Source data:
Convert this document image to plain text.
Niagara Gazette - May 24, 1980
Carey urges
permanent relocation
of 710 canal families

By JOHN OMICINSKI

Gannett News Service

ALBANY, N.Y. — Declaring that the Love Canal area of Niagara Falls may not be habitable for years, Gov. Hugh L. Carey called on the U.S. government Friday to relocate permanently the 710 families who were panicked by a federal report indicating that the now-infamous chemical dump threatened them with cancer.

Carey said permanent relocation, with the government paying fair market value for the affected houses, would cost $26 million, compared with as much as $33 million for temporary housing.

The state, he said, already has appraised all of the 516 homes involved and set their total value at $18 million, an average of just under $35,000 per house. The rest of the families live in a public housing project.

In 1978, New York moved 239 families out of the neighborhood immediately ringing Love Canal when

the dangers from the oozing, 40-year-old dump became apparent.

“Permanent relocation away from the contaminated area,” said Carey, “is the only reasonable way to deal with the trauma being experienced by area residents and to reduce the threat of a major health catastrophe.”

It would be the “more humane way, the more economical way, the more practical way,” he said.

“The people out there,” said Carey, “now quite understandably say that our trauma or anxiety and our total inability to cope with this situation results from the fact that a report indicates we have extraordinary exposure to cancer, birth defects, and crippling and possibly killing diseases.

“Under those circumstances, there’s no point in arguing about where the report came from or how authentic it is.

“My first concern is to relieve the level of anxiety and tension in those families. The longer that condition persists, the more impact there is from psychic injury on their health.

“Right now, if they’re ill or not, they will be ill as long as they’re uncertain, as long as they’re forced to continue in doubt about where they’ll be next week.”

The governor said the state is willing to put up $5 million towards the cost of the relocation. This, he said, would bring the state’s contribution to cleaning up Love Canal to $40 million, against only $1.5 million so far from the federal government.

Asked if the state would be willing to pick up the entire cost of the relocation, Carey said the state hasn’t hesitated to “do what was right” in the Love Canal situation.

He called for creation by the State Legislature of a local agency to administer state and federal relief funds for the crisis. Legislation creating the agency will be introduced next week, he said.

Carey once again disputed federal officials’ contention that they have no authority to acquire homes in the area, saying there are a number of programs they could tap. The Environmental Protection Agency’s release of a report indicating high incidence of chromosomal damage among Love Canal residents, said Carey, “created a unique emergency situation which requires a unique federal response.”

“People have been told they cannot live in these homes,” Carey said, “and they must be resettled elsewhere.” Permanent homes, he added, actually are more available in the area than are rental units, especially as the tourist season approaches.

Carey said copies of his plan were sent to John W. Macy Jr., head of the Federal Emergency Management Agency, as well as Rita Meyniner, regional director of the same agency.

PROBLEM
Within the listing above, copy each line that has the string "trauma".

TASK OUTPUT
“Permanent relocation away from the contaminated area,” said Carey, “is the only reasonable way to deal with the trauma being experienced by area residents and to reduce the threat of a major health catastrophe.”
“The people out there,” said Carey, “now quite understandably say that our trauma or anxiety and our total inability to cope with this situation results from the fact that a report indicates we have extraordinary exposure to cancer, birth defects, and crippling and possibly killing diseases.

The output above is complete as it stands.